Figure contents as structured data
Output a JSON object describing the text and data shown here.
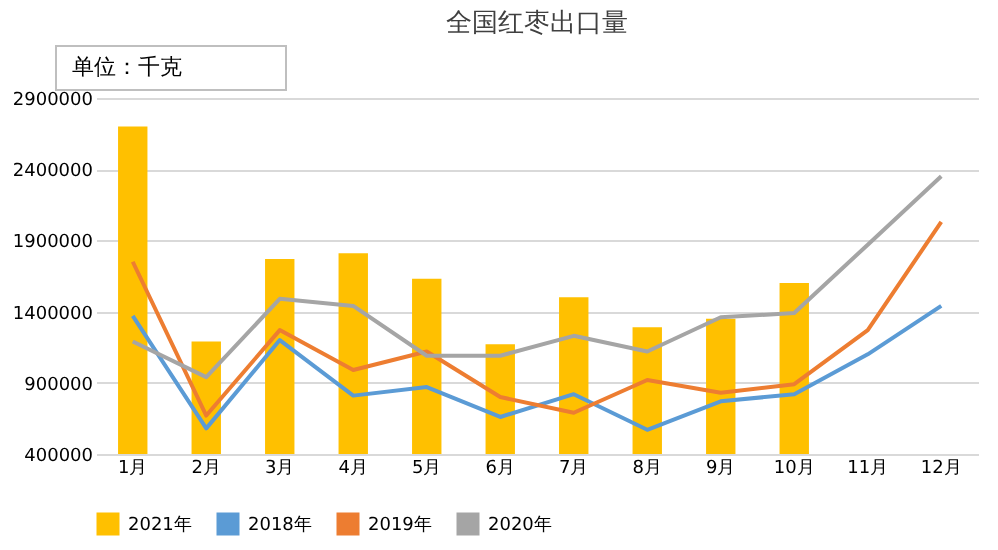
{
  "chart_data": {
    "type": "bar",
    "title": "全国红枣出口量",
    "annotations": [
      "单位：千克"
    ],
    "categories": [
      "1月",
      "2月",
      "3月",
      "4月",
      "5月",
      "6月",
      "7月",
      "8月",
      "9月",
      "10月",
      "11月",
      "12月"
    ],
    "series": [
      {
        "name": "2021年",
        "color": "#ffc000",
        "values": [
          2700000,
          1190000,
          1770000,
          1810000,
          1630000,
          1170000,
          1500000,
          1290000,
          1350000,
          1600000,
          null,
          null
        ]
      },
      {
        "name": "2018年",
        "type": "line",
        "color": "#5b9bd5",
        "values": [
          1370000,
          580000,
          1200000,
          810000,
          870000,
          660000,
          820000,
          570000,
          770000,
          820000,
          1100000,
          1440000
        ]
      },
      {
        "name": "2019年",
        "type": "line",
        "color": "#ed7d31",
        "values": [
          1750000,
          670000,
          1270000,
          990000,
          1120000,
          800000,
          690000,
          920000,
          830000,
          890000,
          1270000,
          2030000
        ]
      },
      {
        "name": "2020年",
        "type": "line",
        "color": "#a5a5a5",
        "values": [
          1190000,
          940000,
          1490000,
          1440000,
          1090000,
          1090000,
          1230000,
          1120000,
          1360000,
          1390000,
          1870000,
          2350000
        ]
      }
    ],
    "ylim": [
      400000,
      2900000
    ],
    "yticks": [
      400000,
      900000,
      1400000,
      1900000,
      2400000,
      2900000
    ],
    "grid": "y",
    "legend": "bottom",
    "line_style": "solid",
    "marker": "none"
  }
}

...

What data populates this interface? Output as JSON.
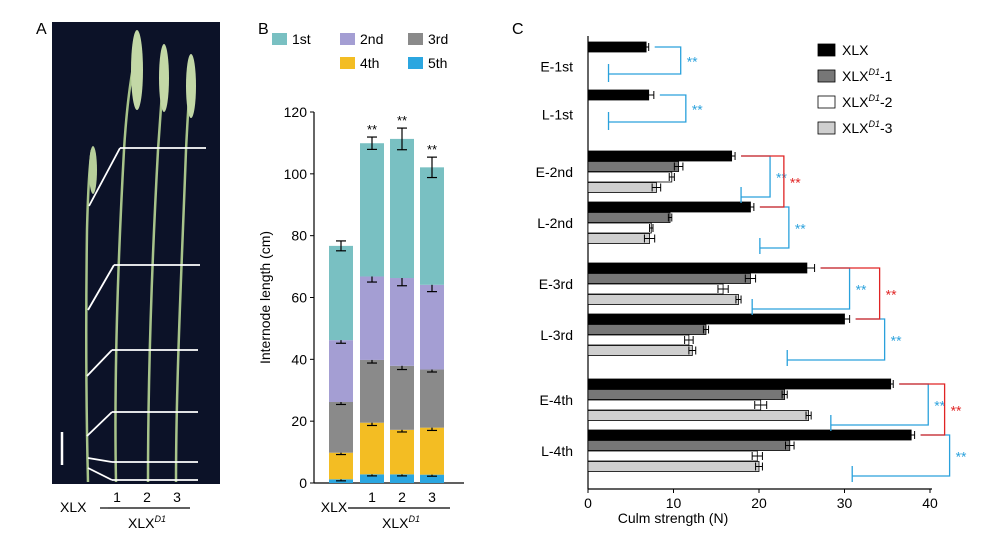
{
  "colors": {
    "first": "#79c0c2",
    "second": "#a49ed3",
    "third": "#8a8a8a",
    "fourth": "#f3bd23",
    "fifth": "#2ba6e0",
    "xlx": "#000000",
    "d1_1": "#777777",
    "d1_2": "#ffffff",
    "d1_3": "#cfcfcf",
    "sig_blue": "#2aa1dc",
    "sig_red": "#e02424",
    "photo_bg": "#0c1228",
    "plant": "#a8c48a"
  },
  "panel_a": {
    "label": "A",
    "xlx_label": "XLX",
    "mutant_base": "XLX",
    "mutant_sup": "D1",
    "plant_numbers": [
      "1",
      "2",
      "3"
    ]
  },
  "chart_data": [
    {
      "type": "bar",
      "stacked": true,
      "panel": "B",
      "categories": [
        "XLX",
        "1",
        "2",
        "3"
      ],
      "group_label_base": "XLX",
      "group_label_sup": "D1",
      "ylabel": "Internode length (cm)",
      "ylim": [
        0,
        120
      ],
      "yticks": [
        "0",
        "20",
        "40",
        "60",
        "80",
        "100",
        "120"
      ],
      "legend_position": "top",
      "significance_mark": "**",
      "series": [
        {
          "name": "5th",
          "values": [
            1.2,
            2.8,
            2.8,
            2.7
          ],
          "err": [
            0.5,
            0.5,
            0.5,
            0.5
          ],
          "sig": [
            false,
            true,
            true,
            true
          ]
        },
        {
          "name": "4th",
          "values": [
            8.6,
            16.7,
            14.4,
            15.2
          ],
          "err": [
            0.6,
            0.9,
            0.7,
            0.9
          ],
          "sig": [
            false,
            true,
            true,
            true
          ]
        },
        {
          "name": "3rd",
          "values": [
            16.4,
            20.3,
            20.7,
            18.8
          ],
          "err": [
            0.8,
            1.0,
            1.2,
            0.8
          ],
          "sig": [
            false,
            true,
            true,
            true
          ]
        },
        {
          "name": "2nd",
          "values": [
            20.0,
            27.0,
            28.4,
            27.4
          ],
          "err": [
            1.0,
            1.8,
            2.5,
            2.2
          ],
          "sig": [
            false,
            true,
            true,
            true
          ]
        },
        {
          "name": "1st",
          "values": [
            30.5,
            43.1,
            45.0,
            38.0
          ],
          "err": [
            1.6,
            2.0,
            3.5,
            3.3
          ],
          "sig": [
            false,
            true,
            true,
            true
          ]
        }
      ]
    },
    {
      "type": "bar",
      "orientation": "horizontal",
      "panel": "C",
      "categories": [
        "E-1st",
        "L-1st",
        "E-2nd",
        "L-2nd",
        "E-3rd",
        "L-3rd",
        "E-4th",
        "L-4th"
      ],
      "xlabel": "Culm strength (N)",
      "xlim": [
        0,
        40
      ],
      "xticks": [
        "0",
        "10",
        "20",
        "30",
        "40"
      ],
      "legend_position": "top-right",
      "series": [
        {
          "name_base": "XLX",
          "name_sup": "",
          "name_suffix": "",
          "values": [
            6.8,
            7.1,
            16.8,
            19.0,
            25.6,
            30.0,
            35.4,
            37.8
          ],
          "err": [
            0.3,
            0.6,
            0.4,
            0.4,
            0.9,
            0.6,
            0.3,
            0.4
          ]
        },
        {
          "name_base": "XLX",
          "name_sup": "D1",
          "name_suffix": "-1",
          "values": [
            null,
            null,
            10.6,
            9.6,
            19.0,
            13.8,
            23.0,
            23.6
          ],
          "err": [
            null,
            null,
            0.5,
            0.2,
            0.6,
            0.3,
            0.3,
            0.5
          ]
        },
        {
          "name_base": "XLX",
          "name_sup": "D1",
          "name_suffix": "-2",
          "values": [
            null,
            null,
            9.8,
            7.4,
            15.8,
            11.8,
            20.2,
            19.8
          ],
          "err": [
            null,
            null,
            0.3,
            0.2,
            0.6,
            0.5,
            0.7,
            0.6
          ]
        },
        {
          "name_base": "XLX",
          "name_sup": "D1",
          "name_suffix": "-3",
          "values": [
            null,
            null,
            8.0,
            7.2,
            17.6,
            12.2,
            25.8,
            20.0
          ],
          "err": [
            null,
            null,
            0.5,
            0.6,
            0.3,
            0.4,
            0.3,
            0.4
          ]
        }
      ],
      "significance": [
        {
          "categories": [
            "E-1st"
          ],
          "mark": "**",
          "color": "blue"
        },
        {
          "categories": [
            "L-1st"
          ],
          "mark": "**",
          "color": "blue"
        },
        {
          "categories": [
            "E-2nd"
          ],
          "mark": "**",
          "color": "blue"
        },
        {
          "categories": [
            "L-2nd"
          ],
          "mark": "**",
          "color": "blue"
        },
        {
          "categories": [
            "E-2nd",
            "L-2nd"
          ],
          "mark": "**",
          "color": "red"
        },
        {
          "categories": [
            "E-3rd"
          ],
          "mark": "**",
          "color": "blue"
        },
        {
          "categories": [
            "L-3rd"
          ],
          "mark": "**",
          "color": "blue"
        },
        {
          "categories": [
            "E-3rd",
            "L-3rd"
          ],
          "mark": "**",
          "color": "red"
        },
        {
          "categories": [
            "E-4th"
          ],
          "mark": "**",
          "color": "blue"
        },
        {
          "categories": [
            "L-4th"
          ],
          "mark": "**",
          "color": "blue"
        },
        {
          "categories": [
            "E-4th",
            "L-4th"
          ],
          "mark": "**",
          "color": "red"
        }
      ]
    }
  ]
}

- TASK GOAL: Determine the number of lines in the data that contain "Output" as a word or string, and state only that number.

- RIGHT ANSWER: 2